> _Written task_: Reproduce all of the data below without alteration; exclude every picture.
* Start Recorded information *
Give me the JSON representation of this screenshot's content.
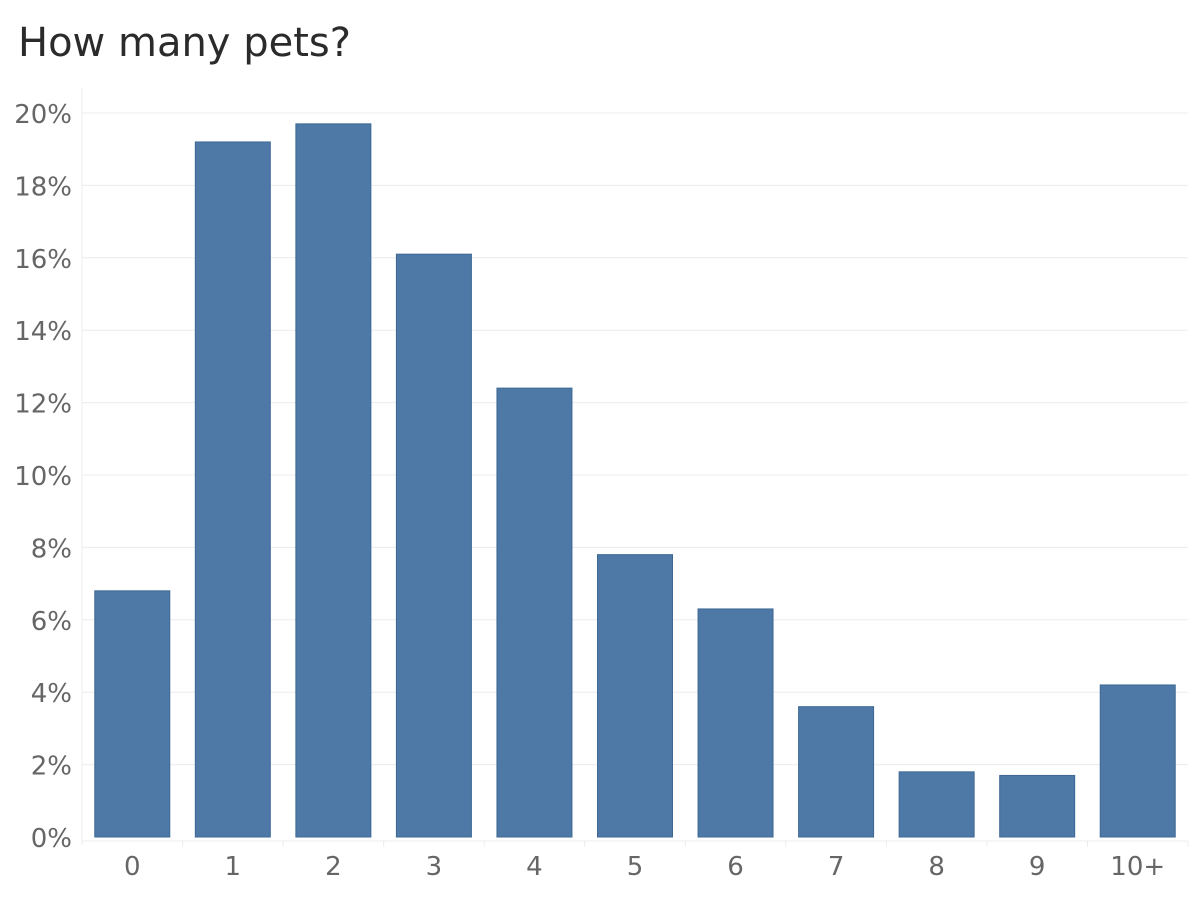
{
  "chart_data": {
    "type": "bar",
    "title": "How many pets?",
    "xlabel": "",
    "ylabel": "",
    "categories": [
      "0",
      "1",
      "2",
      "3",
      "4",
      "5",
      "6",
      "7",
      "8",
      "9",
      "10+"
    ],
    "values": [
      6.8,
      19.2,
      19.7,
      16.1,
      12.4,
      7.8,
      6.3,
      3.6,
      1.8,
      1.7,
      4.2
    ],
    "y_ticks": [
      "0%",
      "2%",
      "4%",
      "6%",
      "8%",
      "10%",
      "12%",
      "14%",
      "16%",
      "18%",
      "20%"
    ],
    "ylim": [
      0,
      20
    ],
    "grid": true,
    "legend": "none",
    "colors": {
      "bar_fill": "#4e79a7",
      "bar_stroke": "#3e6894",
      "grid": "#ececec",
      "tick_text": "#666666",
      "title_text": "#2b2b2b"
    }
  }
}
* End Recorded information *
> _Reply to the exercise_:
Give me the JSON representation of this screenshot's content.
{
  "chart_data": {
    "type": "bar",
    "title": "How many pets?",
    "xlabel": "",
    "ylabel": "",
    "categories": [
      "0",
      "1",
      "2",
      "3",
      "4",
      "5",
      "6",
      "7",
      "8",
      "9",
      "10+"
    ],
    "values": [
      6.8,
      19.2,
      19.7,
      16.1,
      12.4,
      7.8,
      6.3,
      3.6,
      1.8,
      1.7,
      4.2
    ],
    "y_ticks": [
      "0%",
      "2%",
      "4%",
      "6%",
      "8%",
      "10%",
      "12%",
      "14%",
      "16%",
      "18%",
      "20%"
    ],
    "ylim": [
      0,
      20
    ],
    "grid": true,
    "legend": "none",
    "colors": {
      "bar_fill": "#4e79a7",
      "bar_stroke": "#3e6894",
      "grid": "#ececec",
      "tick_text": "#666666",
      "title_text": "#2b2b2b"
    }
  }
}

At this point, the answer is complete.